DIRECTION:
Pick out each line in these entries that contains the string "prop".

(Stored items)

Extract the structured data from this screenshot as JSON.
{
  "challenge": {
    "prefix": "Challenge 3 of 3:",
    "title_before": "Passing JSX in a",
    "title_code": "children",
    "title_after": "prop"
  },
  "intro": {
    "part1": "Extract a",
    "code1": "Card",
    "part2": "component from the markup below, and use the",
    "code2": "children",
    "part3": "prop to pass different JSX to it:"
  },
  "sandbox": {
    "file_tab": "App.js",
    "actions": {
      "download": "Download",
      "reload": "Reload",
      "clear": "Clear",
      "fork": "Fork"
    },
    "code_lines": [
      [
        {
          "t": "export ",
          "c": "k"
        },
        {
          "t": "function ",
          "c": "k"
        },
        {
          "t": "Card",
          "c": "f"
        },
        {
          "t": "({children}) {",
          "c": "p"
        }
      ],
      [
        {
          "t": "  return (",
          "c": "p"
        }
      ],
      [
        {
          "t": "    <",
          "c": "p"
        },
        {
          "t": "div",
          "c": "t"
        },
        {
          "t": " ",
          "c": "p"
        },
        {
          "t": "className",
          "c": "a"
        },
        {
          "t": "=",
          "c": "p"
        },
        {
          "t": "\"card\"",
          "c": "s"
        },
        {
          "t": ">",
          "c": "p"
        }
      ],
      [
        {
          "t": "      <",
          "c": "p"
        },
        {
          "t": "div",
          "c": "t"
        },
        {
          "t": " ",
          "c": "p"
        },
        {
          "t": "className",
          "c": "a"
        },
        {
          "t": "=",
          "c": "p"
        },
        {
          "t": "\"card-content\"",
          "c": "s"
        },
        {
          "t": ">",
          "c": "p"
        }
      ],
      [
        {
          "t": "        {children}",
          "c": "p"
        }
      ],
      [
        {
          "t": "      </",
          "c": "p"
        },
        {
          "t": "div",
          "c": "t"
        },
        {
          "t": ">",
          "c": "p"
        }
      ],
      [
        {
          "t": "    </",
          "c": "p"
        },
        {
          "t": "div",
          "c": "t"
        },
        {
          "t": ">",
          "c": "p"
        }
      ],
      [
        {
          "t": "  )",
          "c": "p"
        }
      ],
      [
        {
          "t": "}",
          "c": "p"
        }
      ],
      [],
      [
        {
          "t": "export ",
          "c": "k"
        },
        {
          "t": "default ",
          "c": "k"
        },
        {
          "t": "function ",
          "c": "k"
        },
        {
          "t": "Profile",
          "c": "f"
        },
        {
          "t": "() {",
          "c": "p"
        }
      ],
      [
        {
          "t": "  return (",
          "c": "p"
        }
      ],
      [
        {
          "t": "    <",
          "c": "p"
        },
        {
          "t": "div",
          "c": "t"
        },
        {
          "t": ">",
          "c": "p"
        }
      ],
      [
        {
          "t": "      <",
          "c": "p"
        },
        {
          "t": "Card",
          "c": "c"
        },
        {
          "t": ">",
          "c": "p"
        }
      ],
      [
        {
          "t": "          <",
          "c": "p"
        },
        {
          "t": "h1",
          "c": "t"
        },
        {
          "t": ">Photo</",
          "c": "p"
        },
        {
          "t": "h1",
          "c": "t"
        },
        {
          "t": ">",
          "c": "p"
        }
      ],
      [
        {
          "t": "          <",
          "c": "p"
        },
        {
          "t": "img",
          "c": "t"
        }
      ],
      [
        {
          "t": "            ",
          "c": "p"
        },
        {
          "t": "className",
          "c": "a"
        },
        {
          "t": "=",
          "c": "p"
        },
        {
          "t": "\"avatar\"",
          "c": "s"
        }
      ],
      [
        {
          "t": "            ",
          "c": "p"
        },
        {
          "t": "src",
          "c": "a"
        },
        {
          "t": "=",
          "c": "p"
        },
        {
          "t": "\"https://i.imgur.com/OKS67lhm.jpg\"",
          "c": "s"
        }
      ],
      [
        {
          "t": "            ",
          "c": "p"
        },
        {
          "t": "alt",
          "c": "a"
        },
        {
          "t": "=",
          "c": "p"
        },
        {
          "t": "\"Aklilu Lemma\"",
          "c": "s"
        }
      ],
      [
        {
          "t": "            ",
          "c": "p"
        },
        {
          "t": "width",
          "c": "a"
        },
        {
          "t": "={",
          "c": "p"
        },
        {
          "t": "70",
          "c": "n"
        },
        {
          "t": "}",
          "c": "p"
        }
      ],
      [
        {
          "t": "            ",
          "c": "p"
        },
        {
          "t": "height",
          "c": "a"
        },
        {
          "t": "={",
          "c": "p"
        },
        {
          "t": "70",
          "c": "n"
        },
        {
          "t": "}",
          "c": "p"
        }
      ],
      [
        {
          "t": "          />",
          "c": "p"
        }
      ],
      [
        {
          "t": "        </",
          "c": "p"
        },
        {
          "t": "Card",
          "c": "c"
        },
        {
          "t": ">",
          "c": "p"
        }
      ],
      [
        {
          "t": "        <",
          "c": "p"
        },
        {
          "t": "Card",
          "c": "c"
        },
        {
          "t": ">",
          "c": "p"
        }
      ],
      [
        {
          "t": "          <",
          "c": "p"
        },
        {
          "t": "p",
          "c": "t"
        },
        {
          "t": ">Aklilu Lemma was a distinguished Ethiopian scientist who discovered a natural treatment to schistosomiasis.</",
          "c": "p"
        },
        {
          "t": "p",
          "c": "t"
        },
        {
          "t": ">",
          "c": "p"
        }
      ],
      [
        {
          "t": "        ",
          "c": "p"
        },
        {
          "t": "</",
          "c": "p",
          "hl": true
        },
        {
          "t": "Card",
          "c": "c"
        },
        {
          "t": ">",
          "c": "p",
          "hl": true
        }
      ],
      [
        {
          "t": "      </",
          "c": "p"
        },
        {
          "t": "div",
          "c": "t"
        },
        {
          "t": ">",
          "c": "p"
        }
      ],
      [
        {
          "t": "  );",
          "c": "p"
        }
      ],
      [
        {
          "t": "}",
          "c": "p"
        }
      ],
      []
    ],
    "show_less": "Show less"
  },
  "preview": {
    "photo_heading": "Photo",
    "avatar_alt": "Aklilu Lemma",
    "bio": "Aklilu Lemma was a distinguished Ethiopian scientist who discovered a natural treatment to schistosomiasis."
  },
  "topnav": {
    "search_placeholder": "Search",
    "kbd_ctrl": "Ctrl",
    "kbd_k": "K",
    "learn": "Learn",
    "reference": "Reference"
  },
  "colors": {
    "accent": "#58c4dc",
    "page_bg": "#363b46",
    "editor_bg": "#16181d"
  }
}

SOLUTION:
    "title_after": "prop"
    "part3": "prop to pass different JSX to it:"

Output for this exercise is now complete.